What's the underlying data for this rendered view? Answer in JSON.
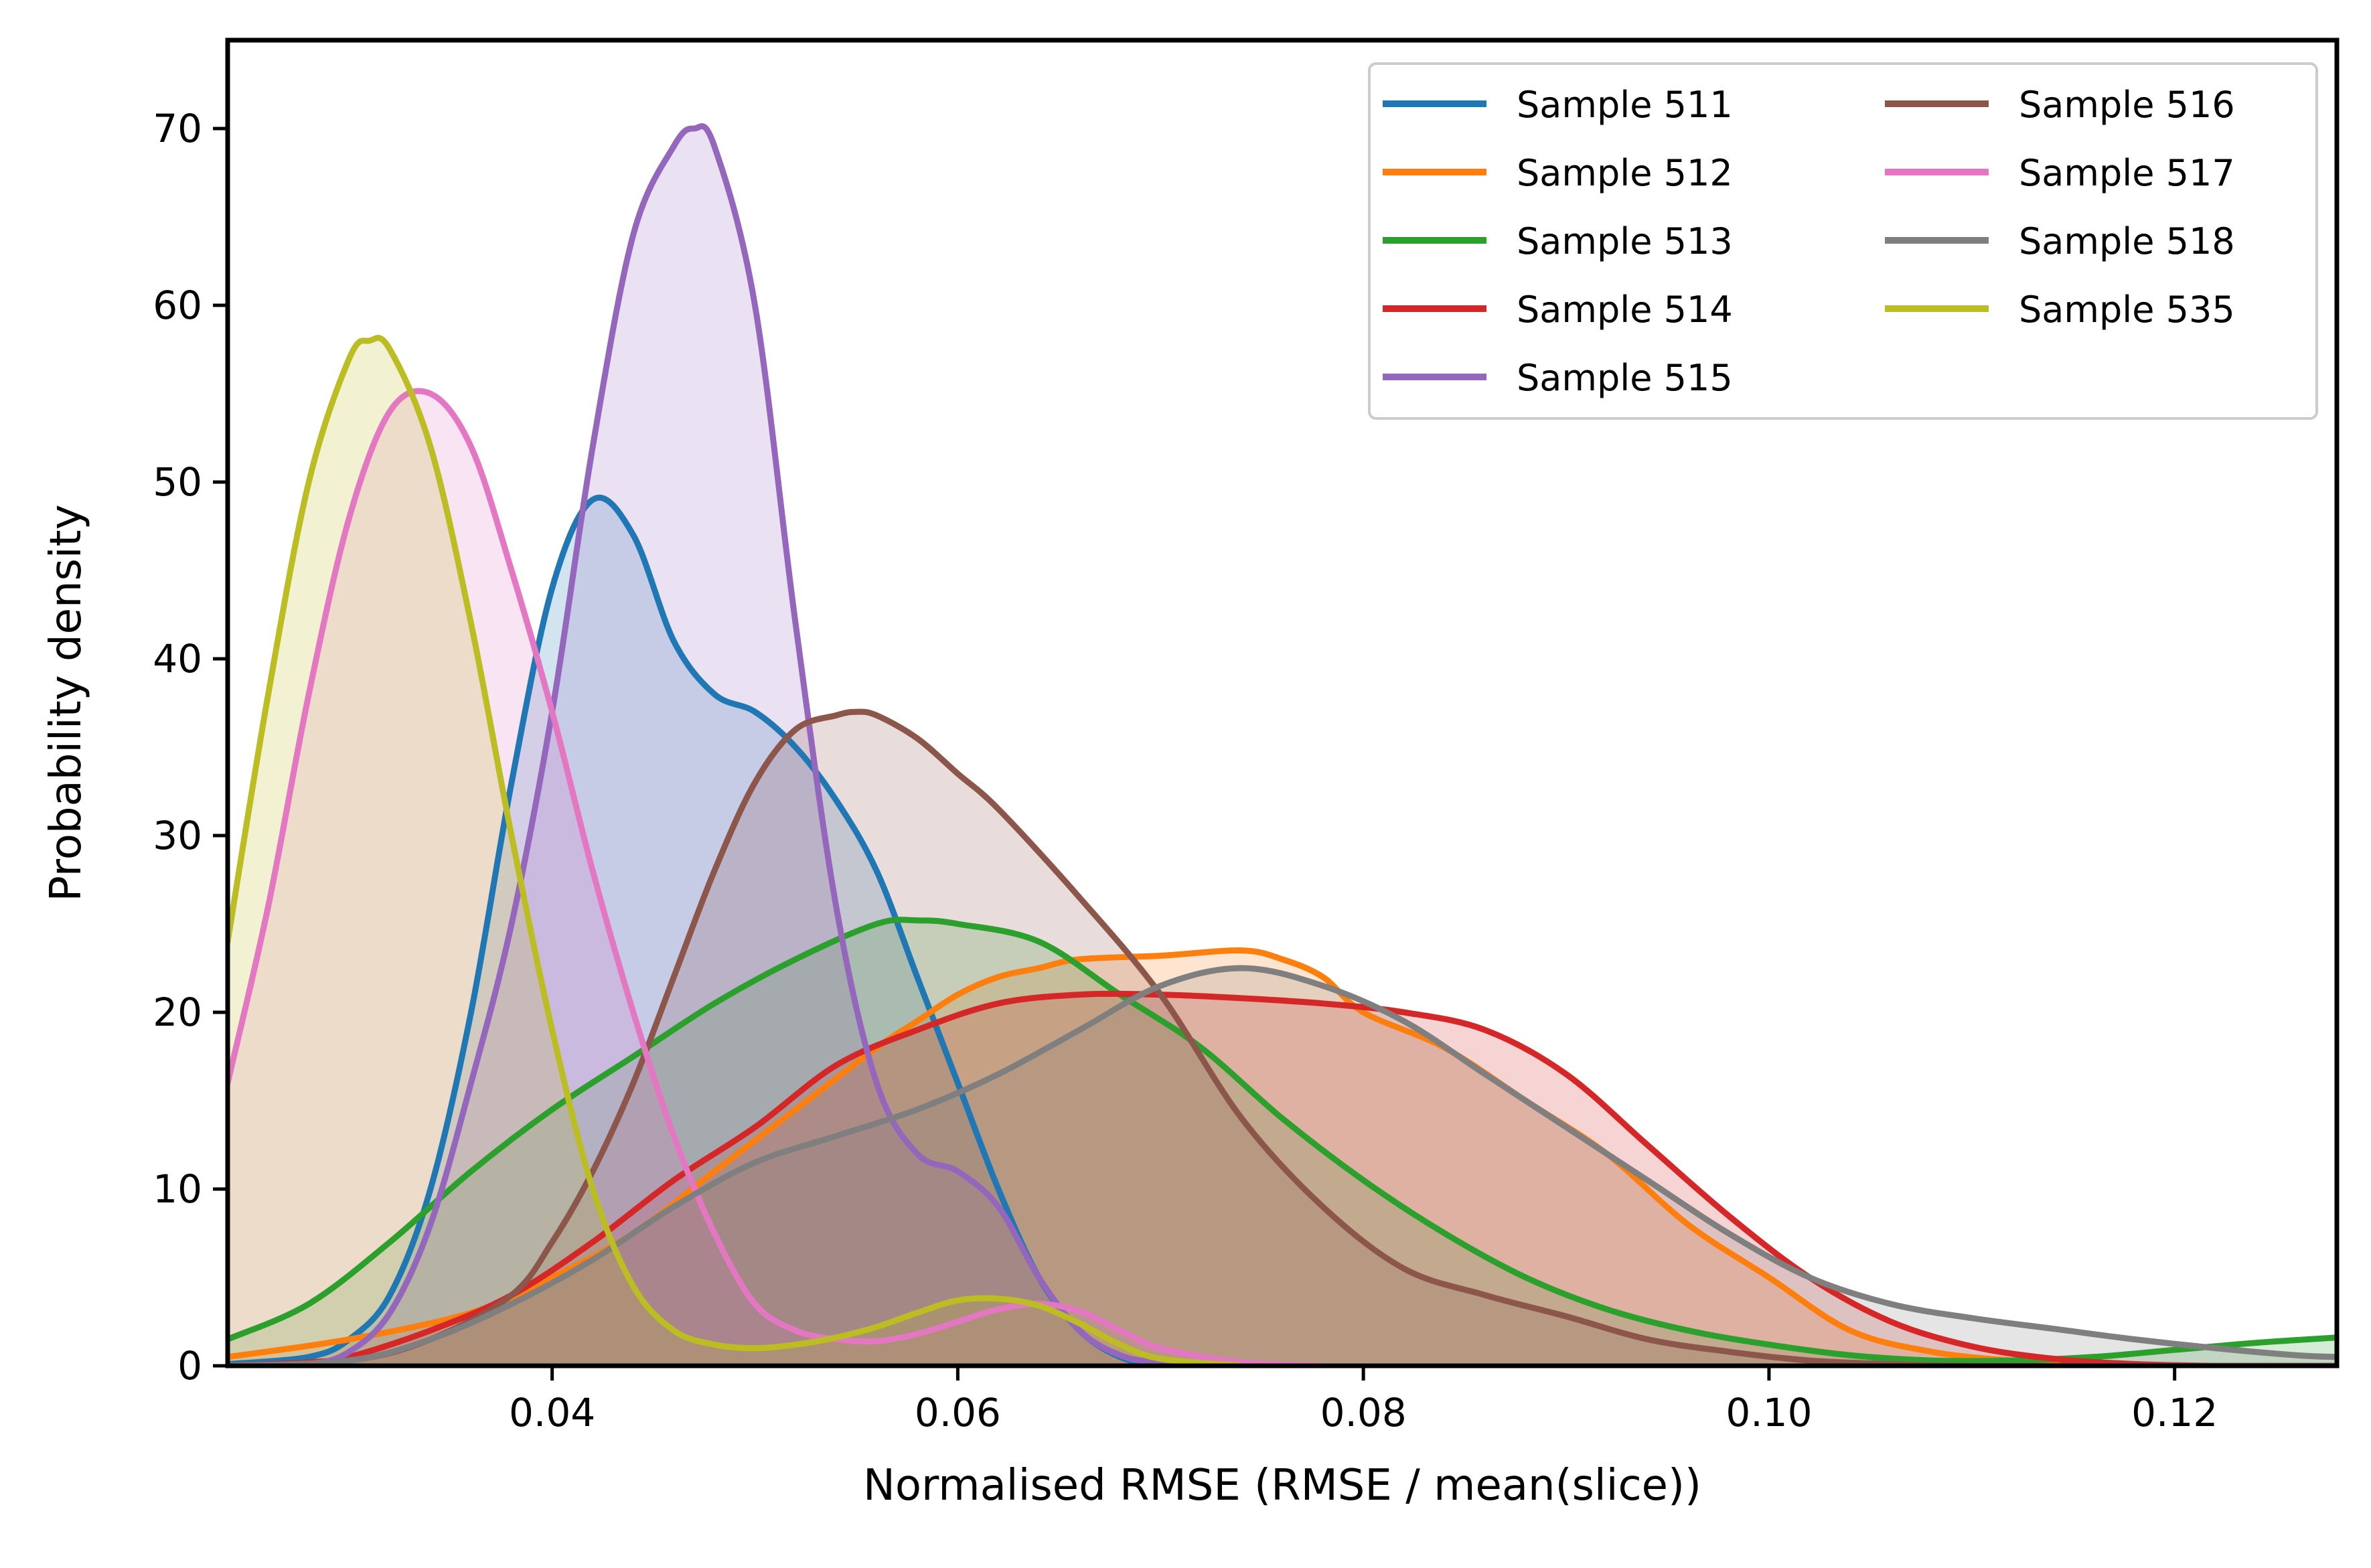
{
  "chart_data": {
    "type": "area",
    "title": "",
    "xlabel": "Normalised RMSE  (RMSE / mean(slice))",
    "ylabel": "Probability density",
    "xlim": [
      0.024,
      0.128
    ],
    "ylim": [
      0,
      75
    ],
    "xticks": [
      0.04,
      0.06,
      0.08,
      0.1,
      0.12
    ],
    "xtick_labels": [
      "0.04",
      "0.06",
      "0.08",
      "0.10",
      "0.12"
    ],
    "yticks": [
      0,
      10,
      20,
      30,
      40,
      50,
      60,
      70
    ],
    "ytick_labels": [
      "0",
      "10",
      "20",
      "30",
      "40",
      "50",
      "60",
      "70"
    ],
    "grid": false,
    "legend_position": "top-right",
    "legend_columns": 2,
    "series": [
      {
        "name": "Sample 511",
        "color": "#1f77b4",
        "x": [
          0.024,
          0.028,
          0.03,
          0.032,
          0.034,
          0.036,
          0.038,
          0.04,
          0.042,
          0.044,
          0.046,
          0.048,
          0.05,
          0.052,
          0.054,
          0.056,
          0.058,
          0.06,
          0.062,
          0.064,
          0.066,
          0.068,
          0.07,
          0.074
        ],
        "y": [
          0.1,
          0.5,
          1.5,
          4,
          10,
          20,
          33,
          44,
          49,
          47,
          41,
          38,
          37,
          35,
          32,
          28,
          22,
          16,
          10,
          5,
          2,
          0.5,
          0.1,
          0
        ]
      },
      {
        "name": "Sample 512",
        "color": "#ff7f0e",
        "x": [
          0.024,
          0.03,
          0.036,
          0.04,
          0.044,
          0.048,
          0.052,
          0.056,
          0.058,
          0.06,
          0.062,
          0.064,
          0.066,
          0.07,
          0.074,
          0.076,
          0.078,
          0.08,
          0.084,
          0.088,
          0.092,
          0.096,
          0.1,
          0.104,
          0.108,
          0.112,
          0.116,
          0.12,
          0.124,
          0.128
        ],
        "y": [
          0.5,
          1.5,
          3,
          5,
          7.5,
          11,
          14.5,
          18,
          19.5,
          21,
          22,
          22.5,
          23,
          23.2,
          23.5,
          23,
          22,
          20,
          18,
          15,
          12,
          8,
          5,
          2,
          0.8,
          0.3,
          0.1,
          0,
          0,
          0
        ]
      },
      {
        "name": "Sample 513",
        "color": "#2ca02c",
        "x": [
          0.024,
          0.028,
          0.032,
          0.036,
          0.04,
          0.044,
          0.048,
          0.052,
          0.056,
          0.058,
          0.06,
          0.064,
          0.068,
          0.072,
          0.076,
          0.08,
          0.084,
          0.088,
          0.092,
          0.096,
          0.1,
          0.104,
          0.108,
          0.112,
          0.116,
          0.12,
          0.124,
          0.128
        ],
        "y": [
          1.5,
          3.5,
          7,
          11,
          14.5,
          17.5,
          20.5,
          23,
          25,
          25.2,
          25,
          24,
          21,
          18,
          14,
          10.5,
          7.5,
          5,
          3.2,
          2,
          1.2,
          0.6,
          0.3,
          0.3,
          0.5,
          0.9,
          1.3,
          1.6
        ]
      },
      {
        "name": "Sample 514",
        "color": "#d62728",
        "x": [
          0.024,
          0.028,
          0.03,
          0.034,
          0.038,
          0.042,
          0.046,
          0.05,
          0.054,
          0.058,
          0.062,
          0.066,
          0.07,
          0.074,
          0.078,
          0.082,
          0.086,
          0.09,
          0.094,
          0.098,
          0.102,
          0.106,
          0.11,
          0.114,
          0.118,
          0.122,
          0.128
        ],
        "y": [
          0,
          0.2,
          0.5,
          2,
          4,
          7,
          10.5,
          13.5,
          17,
          19,
          20.5,
          21,
          21,
          20.8,
          20.5,
          20,
          19,
          16.5,
          12.5,
          8.5,
          5,
          2.5,
          1.1,
          0.4,
          0.1,
          0,
          0
        ]
      },
      {
        "name": "Sample 515",
        "color": "#9467bd",
        "x": [
          0.024,
          0.028,
          0.03,
          0.032,
          0.034,
          0.036,
          0.038,
          0.04,
          0.042,
          0.044,
          0.046,
          0.047,
          0.048,
          0.05,
          0.052,
          0.054,
          0.056,
          0.058,
          0.06,
          0.062,
          0.064,
          0.066,
          0.068,
          0.07,
          0.074
        ],
        "y": [
          0,
          0.1,
          0.8,
          3,
          8,
          16,
          25,
          37,
          52,
          64,
          69,
          70,
          69,
          60,
          42,
          26,
          16,
          12,
          11,
          9,
          5,
          2,
          0.6,
          0.2,
          0
        ]
      },
      {
        "name": "Sample 516",
        "color": "#8c564b",
        "x": [
          0.024,
          0.03,
          0.034,
          0.038,
          0.04,
          0.042,
          0.044,
          0.046,
          0.048,
          0.05,
          0.052,
          0.054,
          0.055,
          0.056,
          0.058,
          0.06,
          0.062,
          0.066,
          0.07,
          0.074,
          0.078,
          0.082,
          0.086,
          0.09,
          0.094,
          0.098,
          0.102,
          0.106,
          0.11,
          0.12,
          0.128
        ],
        "y": [
          0,
          0.3,
          1.5,
          4,
          7,
          11,
          16,
          22,
          28,
          33,
          36,
          36.8,
          37,
          36.8,
          35.5,
          33.5,
          31.5,
          26.5,
          21,
          14,
          9,
          5.5,
          4,
          2.8,
          1.5,
          0.8,
          0.3,
          0.1,
          0,
          0,
          0
        ]
      },
      {
        "name": "Sample 517",
        "color": "#e377c2",
        "x": [
          0.024,
          0.026,
          0.028,
          0.03,
          0.032,
          0.034,
          0.036,
          0.038,
          0.04,
          0.042,
          0.044,
          0.046,
          0.048,
          0.05,
          0.052,
          0.054,
          0.056,
          0.058,
          0.06,
          0.062,
          0.064,
          0.066,
          0.068,
          0.07,
          0.074,
          0.078
        ],
        "y": [
          16,
          26,
          38,
          48,
          54,
          55,
          52,
          45,
          37,
          28,
          20,
          13,
          7.5,
          3.5,
          2,
          1.5,
          1.4,
          1.8,
          2.5,
          3.2,
          3.5,
          3.1,
          2,
          1,
          0.2,
          0
        ]
      },
      {
        "name": "Sample 518",
        "color": "#7f7f7f",
        "x": [
          0.024,
          0.03,
          0.034,
          0.038,
          0.042,
          0.046,
          0.05,
          0.054,
          0.058,
          0.062,
          0.066,
          0.07,
          0.074,
          0.078,
          0.082,
          0.086,
          0.09,
          0.094,
          0.098,
          0.102,
          0.106,
          0.11,
          0.114,
          0.118,
          0.122,
          0.126,
          0.128
        ],
        "y": [
          0,
          0.3,
          1.5,
          3.5,
          6,
          9,
          11.5,
          13,
          14.5,
          16.5,
          19,
          21.5,
          22.5,
          21.5,
          19.5,
          16.5,
          13.5,
          10.5,
          7.5,
          5,
          3.5,
          2.7,
          2.1,
          1.5,
          1,
          0.6,
          0.5
        ]
      },
      {
        "name": "Sample 535",
        "color": "#bcbd22",
        "x": [
          0.024,
          0.026,
          0.028,
          0.03,
          0.031,
          0.032,
          0.034,
          0.036,
          0.038,
          0.04,
          0.042,
          0.044,
          0.046,
          0.048,
          0.05,
          0.052,
          0.054,
          0.056,
          0.058,
          0.06,
          0.062,
          0.064,
          0.066,
          0.068,
          0.07,
          0.074
        ],
        "y": [
          24,
          38,
          50,
          57,
          58,
          57.5,
          52,
          42,
          30,
          19,
          10,
          4.5,
          2,
          1.2,
          1,
          1.2,
          1.6,
          2.2,
          3,
          3.7,
          3.8,
          3.4,
          2.4,
          1.2,
          0.4,
          0
        ]
      }
    ]
  }
}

▸ Goal
How many lines in the records hold the string "Sample"? Reply with the number alone.

▸ Reply to the exercise
9